◆ **Given problem**
Below is a set of records; restate each one word for word.

◆ **Task inputs**
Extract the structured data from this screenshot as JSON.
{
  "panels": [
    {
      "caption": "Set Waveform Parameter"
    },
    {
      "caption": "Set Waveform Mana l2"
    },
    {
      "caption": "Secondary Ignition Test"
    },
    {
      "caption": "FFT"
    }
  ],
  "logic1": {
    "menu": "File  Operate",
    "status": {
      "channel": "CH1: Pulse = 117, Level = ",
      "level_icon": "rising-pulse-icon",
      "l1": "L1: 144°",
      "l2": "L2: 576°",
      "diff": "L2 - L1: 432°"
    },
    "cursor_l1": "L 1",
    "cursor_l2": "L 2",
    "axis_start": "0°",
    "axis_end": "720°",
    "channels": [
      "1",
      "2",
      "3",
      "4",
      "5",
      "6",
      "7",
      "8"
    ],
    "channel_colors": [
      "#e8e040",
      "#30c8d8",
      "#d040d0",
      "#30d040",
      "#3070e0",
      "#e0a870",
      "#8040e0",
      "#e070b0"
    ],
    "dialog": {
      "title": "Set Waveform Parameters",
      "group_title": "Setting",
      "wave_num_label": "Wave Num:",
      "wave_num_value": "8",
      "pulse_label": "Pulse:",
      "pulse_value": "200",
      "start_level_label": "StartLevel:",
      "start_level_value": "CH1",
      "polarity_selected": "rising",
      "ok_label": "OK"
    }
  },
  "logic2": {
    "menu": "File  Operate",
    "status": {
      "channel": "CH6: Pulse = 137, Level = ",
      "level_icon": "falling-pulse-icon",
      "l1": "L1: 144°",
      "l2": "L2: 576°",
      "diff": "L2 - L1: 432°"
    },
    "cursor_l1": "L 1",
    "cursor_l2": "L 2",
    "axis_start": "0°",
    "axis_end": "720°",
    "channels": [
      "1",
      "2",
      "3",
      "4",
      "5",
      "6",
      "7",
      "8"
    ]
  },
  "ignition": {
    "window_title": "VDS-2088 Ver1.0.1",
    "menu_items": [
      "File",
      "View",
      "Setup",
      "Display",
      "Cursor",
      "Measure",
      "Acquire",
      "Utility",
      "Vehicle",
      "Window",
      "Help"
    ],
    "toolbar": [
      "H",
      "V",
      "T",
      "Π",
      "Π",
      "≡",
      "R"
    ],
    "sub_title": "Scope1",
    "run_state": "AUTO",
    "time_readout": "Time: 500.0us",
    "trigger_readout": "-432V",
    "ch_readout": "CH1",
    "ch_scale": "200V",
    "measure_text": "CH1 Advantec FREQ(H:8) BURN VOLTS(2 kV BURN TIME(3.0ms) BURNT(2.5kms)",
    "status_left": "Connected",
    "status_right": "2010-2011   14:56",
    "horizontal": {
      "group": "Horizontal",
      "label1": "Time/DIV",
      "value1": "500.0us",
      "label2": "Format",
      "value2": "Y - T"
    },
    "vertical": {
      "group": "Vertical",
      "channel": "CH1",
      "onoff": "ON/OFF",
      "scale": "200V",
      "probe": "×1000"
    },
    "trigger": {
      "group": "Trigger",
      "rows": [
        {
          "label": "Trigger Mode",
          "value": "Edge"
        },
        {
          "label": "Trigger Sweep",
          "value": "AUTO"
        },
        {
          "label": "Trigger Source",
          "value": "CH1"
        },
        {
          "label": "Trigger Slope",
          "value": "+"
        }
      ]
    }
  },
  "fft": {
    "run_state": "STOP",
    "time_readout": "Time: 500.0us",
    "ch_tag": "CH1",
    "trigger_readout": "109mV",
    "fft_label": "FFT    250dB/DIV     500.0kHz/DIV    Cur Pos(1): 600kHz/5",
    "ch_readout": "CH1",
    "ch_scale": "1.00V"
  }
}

◆ **Output below**
Extract the structured data from this screenshot as JSON.
{
  "panels": [
    {
      "caption": "Set Waveform Parameter"
    },
    {
      "caption": "Set Waveform Mana l2"
    },
    {
      "caption": "Secondary Ignition Test"
    },
    {
      "caption": "FFT"
    }
  ],
  "logic1": {
    "menu": "File  Operate",
    "status": {
      "channel": "CH1: Pulse = 117, Level = ",
      "level_icon": "rising-pulse-icon",
      "l1": "L1: 144°",
      "l2": "L2: 576°",
      "diff": "L2 - L1: 432°"
    },
    "cursor_l1": "L 1",
    "cursor_l2": "L 2",
    "axis_start": "0°",
    "axis_end": "720°",
    "channels": [
      "1",
      "2",
      "3",
      "4",
      "5",
      "6",
      "7",
      "8"
    ],
    "channel_colors": [
      "#e8e040",
      "#30c8d8",
      "#d040d0",
      "#30d040",
      "#3070e0",
      "#e0a870",
      "#8040e0",
      "#e070b0"
    ],
    "dialog": {
      "title": "Set Waveform Parameters",
      "group_title": "Setting",
      "wave_num_label": "Wave Num:",
      "wave_num_value": "8",
      "pulse_label": "Pulse:",
      "pulse_value": "200",
      "start_level_label": "StartLevel:",
      "start_level_value": "CH1",
      "polarity_selected": "rising",
      "ok_label": "OK"
    }
  },
  "logic2": {
    "menu": "File  Operate",
    "status": {
      "channel": "CH6: Pulse = 137, Level = ",
      "level_icon": "falling-pulse-icon",
      "l1": "L1: 144°",
      "l2": "L2: 576°",
      "diff": "L2 - L1: 432°"
    },
    "cursor_l1": "L 1",
    "cursor_l2": "L 2",
    "axis_start": "0°",
    "axis_end": "720°",
    "channels": [
      "1",
      "2",
      "3",
      "4",
      "5",
      "6",
      "7",
      "8"
    ]
  },
  "ignition": {
    "window_title": "VDS-2088 Ver1.0.1",
    "menu_items": [
      "File",
      "View",
      "Setup",
      "Display",
      "Cursor",
      "Measure",
      "Acquire",
      "Utility",
      "Vehicle",
      "Window",
      "Help"
    ],
    "toolbar": [
      "H",
      "V",
      "T",
      "Π",
      "Π",
      "≡",
      "R"
    ],
    "sub_title": "Scope1",
    "run_state": "AUTO",
    "time_readout": "Time: 500.0us",
    "trigger_readout": "-432V",
    "ch_readout": "CH1",
    "ch_scale": "200V",
    "measure_text": "CH1 Advantec FREQ(H:8) BURN VOLTS(2 kV BURN TIME(3.0ms) BURNT(2.5kms)",
    "status_left": "Connected",
    "status_right": "2010-2011   14:56",
    "horizontal": {
      "group": "Horizontal",
      "label1": "Time/DIV",
      "value1": "500.0us",
      "label2": "Format",
      "value2": "Y - T"
    },
    "vertical": {
      "group": "Vertical",
      "channel": "CH1",
      "onoff": "ON/OFF",
      "scale": "200V",
      "probe": "×1000"
    },
    "trigger": {
      "group": "Trigger",
      "rows": [
        {
          "label": "Trigger Mode",
          "value": "Edge"
        },
        {
          "label": "Trigger Sweep",
          "value": "AUTO"
        },
        {
          "label": "Trigger Source",
          "value": "CH1"
        },
        {
          "label": "Trigger Slope",
          "value": "+"
        }
      ]
    }
  },
  "fft": {
    "run_state": "STOP",
    "time_readout": "Time: 500.0us",
    "ch_tag": "CH1",
    "trigger_readout": "109mV",
    "fft_label": "FFT    250dB/DIV     500.0kHz/DIV    Cur Pos(1): 600kHz/5",
    "ch_readout": "CH1",
    "ch_scale": "1.00V"
  }
}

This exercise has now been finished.